::: ITEMS :::

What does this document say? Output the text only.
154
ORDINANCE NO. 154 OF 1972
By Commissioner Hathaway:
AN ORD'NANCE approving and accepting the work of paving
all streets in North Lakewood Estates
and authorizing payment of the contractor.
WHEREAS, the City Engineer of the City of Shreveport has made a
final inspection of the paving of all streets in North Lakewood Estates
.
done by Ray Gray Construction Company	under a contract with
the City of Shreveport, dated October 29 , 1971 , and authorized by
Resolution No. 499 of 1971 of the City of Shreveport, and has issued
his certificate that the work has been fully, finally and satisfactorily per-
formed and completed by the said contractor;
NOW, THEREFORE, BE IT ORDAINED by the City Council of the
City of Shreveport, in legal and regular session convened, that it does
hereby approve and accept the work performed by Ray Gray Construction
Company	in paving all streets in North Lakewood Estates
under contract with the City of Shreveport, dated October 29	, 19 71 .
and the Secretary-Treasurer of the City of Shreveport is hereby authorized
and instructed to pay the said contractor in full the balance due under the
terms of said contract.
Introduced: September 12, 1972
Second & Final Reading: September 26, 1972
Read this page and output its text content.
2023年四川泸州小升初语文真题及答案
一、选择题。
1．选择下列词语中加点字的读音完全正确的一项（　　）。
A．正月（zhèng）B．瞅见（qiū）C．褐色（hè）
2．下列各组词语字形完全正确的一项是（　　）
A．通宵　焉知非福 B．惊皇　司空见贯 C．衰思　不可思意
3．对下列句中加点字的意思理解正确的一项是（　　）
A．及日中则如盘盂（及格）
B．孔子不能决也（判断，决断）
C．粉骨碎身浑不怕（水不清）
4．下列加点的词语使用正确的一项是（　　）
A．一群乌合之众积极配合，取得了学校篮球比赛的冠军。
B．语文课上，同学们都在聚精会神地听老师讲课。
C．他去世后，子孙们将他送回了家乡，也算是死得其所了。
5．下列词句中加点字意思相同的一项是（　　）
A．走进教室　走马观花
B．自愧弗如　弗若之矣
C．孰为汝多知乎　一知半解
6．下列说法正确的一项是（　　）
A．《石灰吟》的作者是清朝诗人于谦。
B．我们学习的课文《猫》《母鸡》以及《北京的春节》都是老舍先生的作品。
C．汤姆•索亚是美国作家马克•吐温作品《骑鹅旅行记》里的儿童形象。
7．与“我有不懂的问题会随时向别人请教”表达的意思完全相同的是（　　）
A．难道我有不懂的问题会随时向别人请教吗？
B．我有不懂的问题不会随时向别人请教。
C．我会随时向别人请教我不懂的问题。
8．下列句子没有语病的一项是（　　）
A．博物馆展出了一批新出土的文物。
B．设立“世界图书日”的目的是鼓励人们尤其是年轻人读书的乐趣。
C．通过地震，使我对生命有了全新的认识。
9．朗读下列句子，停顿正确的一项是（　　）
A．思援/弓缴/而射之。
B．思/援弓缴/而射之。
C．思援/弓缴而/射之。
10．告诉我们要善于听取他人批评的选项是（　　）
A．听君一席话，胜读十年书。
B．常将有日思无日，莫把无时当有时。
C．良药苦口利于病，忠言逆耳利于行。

:::
::: ITEMS :::

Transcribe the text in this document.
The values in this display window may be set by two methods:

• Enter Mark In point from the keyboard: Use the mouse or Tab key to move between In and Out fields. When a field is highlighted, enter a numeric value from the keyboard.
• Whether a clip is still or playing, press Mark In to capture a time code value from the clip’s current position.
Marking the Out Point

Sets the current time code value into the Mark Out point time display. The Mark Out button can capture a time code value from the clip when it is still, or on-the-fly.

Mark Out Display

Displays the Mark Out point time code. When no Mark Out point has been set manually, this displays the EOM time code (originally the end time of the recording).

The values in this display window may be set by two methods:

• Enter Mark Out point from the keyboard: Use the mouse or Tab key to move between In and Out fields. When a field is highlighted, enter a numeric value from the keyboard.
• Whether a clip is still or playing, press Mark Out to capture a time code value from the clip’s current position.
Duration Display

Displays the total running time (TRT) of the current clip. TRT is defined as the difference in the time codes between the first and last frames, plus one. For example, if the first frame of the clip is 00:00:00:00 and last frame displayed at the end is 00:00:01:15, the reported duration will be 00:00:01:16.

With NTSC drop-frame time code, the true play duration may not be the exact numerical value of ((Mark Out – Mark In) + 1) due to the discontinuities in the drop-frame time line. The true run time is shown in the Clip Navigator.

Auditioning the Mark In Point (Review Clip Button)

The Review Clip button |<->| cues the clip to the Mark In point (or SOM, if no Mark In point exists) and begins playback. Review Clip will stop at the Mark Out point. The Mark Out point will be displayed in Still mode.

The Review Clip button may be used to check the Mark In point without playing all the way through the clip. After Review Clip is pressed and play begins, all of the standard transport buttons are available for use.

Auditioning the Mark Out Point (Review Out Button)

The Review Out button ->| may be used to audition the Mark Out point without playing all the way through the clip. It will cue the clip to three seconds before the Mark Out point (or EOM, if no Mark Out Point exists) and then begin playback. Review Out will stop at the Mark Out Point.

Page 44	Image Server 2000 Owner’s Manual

:::
::: ITEMS :::

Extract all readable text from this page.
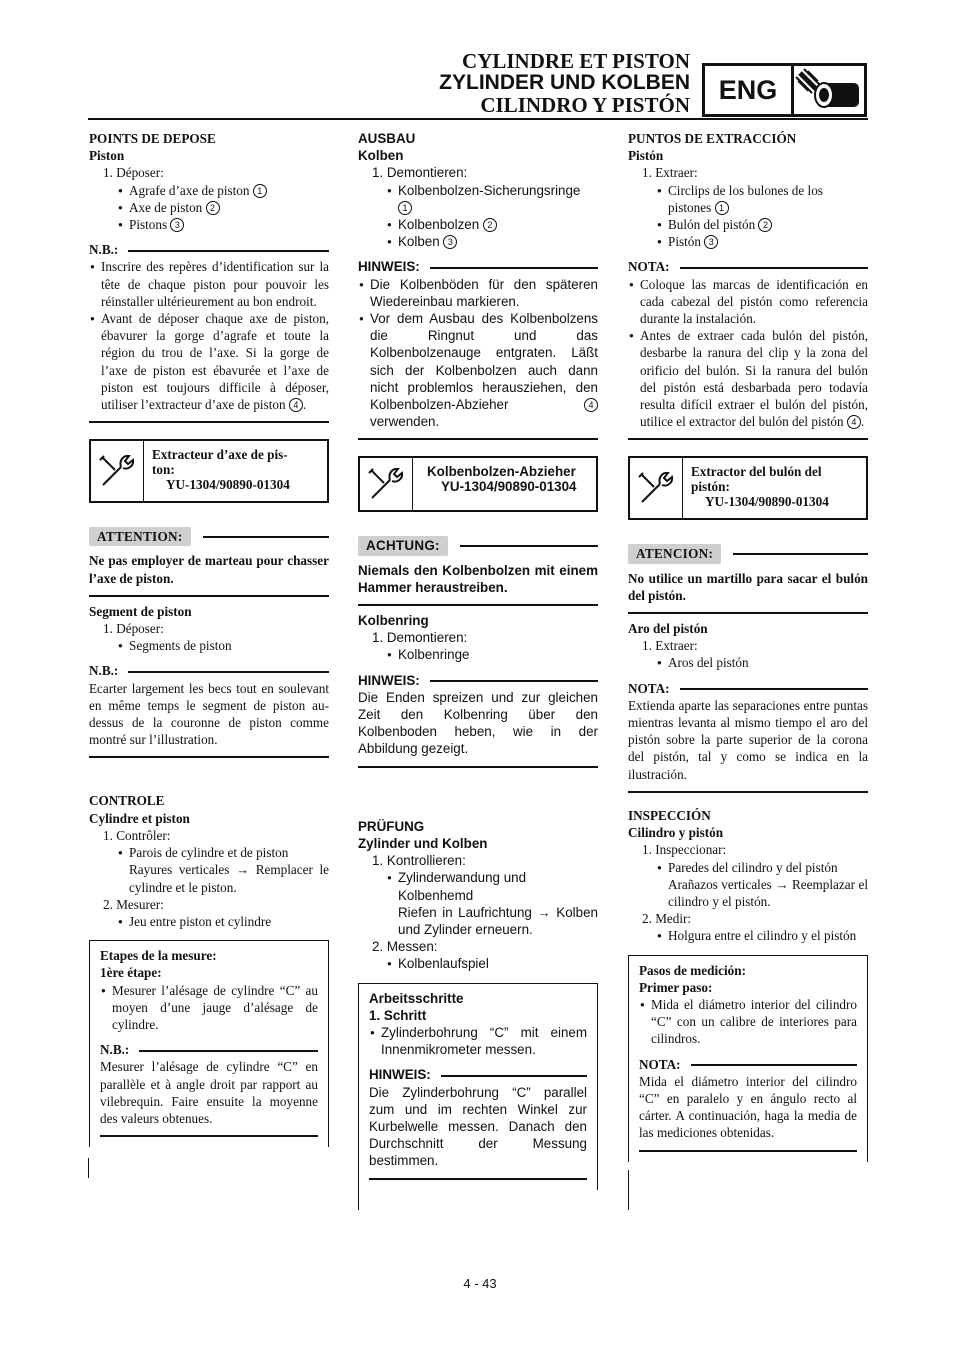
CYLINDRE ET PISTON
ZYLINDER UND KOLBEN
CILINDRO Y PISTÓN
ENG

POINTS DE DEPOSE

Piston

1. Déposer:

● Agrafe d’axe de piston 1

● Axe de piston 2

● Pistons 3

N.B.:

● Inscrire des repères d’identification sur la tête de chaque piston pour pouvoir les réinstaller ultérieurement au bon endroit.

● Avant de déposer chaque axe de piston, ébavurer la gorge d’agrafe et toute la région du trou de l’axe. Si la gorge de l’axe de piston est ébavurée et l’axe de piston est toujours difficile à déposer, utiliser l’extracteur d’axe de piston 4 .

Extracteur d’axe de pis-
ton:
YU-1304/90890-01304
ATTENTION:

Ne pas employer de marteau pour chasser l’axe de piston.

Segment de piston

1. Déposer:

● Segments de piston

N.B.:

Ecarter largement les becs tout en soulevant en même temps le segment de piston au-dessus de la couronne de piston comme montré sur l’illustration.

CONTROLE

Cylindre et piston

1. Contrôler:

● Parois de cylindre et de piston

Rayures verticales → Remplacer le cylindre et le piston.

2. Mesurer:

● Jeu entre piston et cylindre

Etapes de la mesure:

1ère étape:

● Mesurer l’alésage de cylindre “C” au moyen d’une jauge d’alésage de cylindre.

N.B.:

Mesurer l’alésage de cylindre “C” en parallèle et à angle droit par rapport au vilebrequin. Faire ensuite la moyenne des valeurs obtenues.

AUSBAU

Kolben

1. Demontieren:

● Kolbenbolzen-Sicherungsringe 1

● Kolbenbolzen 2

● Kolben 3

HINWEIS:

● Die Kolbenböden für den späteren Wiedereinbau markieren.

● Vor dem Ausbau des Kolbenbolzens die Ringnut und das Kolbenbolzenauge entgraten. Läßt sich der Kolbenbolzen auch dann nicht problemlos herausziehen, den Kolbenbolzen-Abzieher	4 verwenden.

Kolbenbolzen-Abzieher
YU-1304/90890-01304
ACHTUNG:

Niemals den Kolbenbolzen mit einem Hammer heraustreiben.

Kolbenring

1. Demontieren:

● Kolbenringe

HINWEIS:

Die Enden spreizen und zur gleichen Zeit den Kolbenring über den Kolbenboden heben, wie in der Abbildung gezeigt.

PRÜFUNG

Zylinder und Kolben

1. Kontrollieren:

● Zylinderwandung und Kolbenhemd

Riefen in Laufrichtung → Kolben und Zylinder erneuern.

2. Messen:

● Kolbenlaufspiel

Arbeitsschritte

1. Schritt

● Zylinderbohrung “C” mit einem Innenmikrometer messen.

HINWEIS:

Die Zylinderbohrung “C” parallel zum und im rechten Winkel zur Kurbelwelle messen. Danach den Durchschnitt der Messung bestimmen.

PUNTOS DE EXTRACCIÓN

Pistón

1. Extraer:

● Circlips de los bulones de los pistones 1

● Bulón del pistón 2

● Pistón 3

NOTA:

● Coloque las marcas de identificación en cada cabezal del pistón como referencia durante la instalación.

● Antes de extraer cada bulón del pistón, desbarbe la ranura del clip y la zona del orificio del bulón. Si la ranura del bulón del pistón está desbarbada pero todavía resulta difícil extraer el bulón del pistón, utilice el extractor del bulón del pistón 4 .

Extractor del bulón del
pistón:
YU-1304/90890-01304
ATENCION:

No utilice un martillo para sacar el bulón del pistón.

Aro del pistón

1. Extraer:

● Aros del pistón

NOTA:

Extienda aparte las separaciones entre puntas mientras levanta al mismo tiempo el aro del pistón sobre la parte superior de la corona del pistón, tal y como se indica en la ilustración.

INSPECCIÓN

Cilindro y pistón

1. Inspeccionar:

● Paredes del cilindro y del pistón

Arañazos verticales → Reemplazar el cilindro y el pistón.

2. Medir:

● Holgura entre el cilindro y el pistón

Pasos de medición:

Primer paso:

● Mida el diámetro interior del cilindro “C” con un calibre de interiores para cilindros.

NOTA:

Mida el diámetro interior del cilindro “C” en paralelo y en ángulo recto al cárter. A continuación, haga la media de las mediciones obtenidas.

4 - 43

:::

→ **SET TASK**: Count how many lines above contain the word "contractor". Reply with the number alone.

→ **FINAL ANSWER**: 3